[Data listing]
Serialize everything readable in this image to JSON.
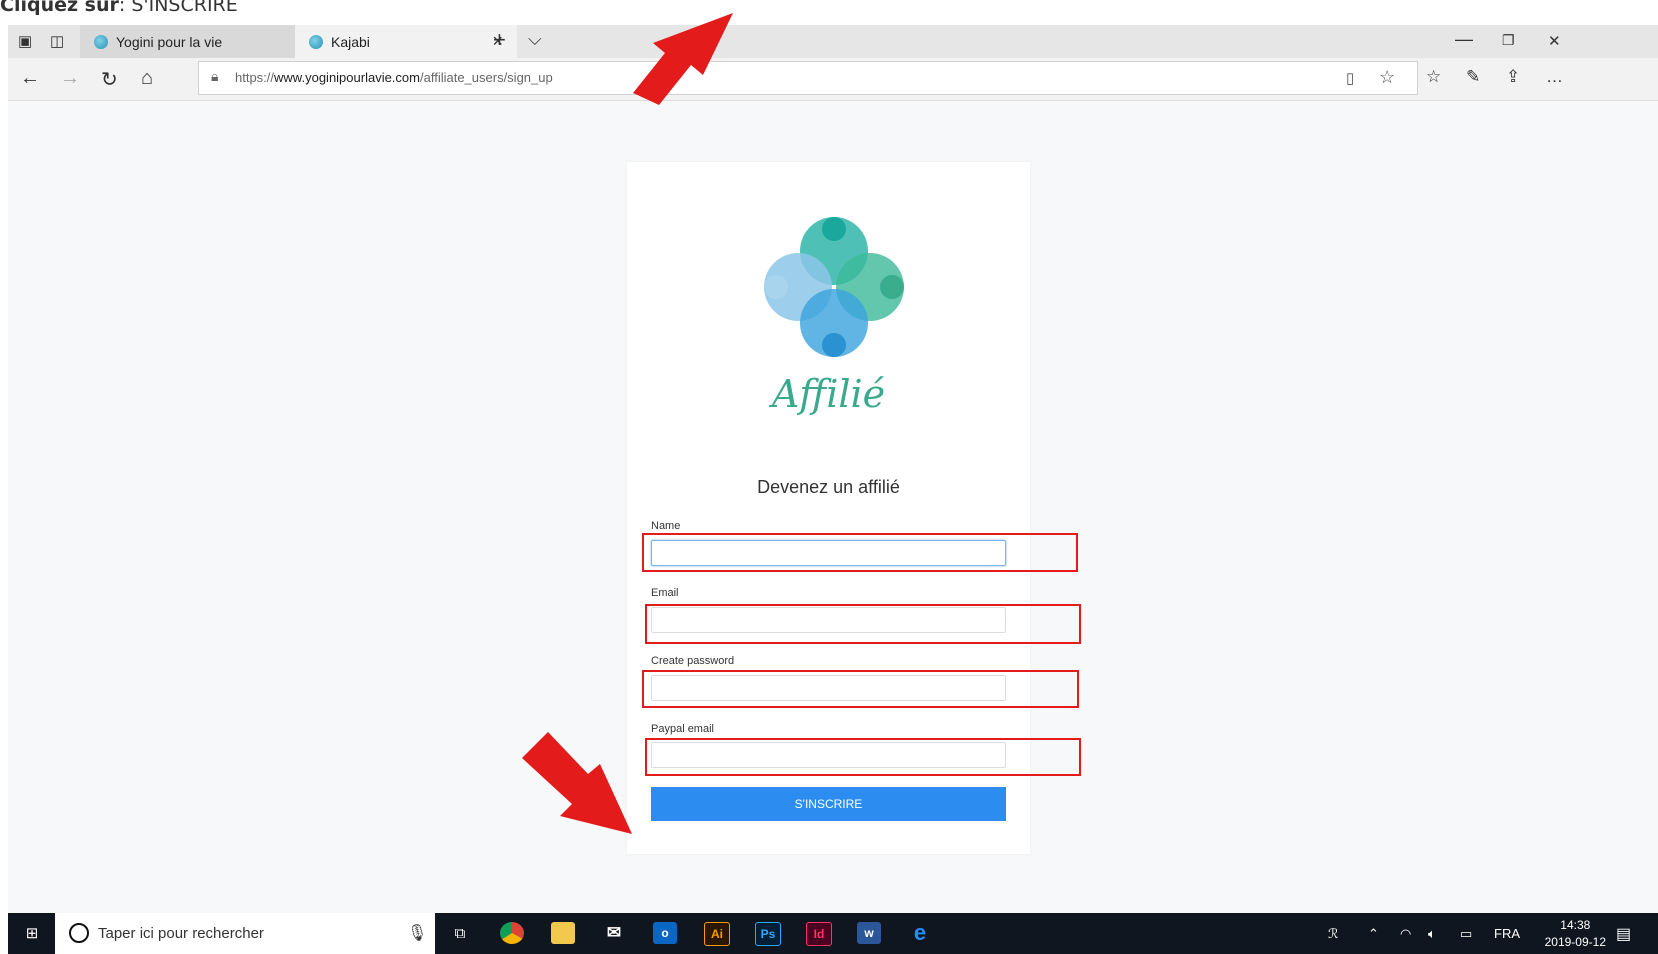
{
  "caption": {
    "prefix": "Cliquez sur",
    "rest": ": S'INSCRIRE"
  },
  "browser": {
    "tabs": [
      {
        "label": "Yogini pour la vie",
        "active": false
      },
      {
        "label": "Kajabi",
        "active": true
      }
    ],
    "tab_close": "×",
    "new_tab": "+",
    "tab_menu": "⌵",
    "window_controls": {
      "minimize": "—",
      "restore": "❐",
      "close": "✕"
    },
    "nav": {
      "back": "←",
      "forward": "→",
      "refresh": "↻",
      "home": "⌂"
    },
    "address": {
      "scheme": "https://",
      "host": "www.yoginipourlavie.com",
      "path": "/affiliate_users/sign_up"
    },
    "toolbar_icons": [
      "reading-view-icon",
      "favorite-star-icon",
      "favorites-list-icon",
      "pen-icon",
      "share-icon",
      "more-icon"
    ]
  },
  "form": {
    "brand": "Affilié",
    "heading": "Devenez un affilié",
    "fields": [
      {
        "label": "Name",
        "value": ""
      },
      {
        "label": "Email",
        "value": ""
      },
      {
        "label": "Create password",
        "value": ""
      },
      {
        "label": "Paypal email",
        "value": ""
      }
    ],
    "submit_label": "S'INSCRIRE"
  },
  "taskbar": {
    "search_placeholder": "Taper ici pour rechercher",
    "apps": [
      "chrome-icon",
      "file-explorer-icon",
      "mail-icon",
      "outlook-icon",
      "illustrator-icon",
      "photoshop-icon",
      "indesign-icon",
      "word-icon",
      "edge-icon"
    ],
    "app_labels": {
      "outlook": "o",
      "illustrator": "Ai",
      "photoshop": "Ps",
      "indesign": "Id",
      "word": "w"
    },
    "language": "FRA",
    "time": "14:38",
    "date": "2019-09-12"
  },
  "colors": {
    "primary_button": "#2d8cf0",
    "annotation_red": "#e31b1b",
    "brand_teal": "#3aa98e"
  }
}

▶ _Work to do_
Output the lines above in full and exactly as given, omitting any pictures.

▶ _Reply to the task_
Serialize everything readable in this image to JSON.
{
  "caption": {
    "prefix": "Cliquez sur",
    "rest": ": S'INSCRIRE"
  },
  "browser": {
    "tabs": [
      {
        "label": "Yogini pour la vie",
        "active": false
      },
      {
        "label": "Kajabi",
        "active": true
      }
    ],
    "tab_close": "×",
    "new_tab": "+",
    "tab_menu": "⌵",
    "window_controls": {
      "minimize": "—",
      "restore": "❐",
      "close": "✕"
    },
    "nav": {
      "back": "←",
      "forward": "→",
      "refresh": "↻",
      "home": "⌂"
    },
    "address": {
      "scheme": "https://",
      "host": "www.yoginipourlavie.com",
      "path": "/affiliate_users/sign_up"
    },
    "toolbar_icons": [
      "reading-view-icon",
      "favorite-star-icon",
      "favorites-list-icon",
      "pen-icon",
      "share-icon",
      "more-icon"
    ]
  },
  "form": {
    "brand": "Affilié",
    "heading": "Devenez un affilié",
    "fields": [
      {
        "label": "Name",
        "value": ""
      },
      {
        "label": "Email",
        "value": ""
      },
      {
        "label": "Create password",
        "value": ""
      },
      {
        "label": "Paypal email",
        "value": ""
      }
    ],
    "submit_label": "S'INSCRIRE"
  },
  "taskbar": {
    "search_placeholder": "Taper ici pour rechercher",
    "apps": [
      "chrome-icon",
      "file-explorer-icon",
      "mail-icon",
      "outlook-icon",
      "illustrator-icon",
      "photoshop-icon",
      "indesign-icon",
      "word-icon",
      "edge-icon"
    ],
    "app_labels": {
      "outlook": "o",
      "illustrator": "Ai",
      "photoshop": "Ps",
      "indesign": "Id",
      "word": "w"
    },
    "language": "FRA",
    "time": "14:38",
    "date": "2019-09-12"
  },
  "colors": {
    "primary_button": "#2d8cf0",
    "annotation_red": "#e31b1b",
    "brand_teal": "#3aa98e"
  }
}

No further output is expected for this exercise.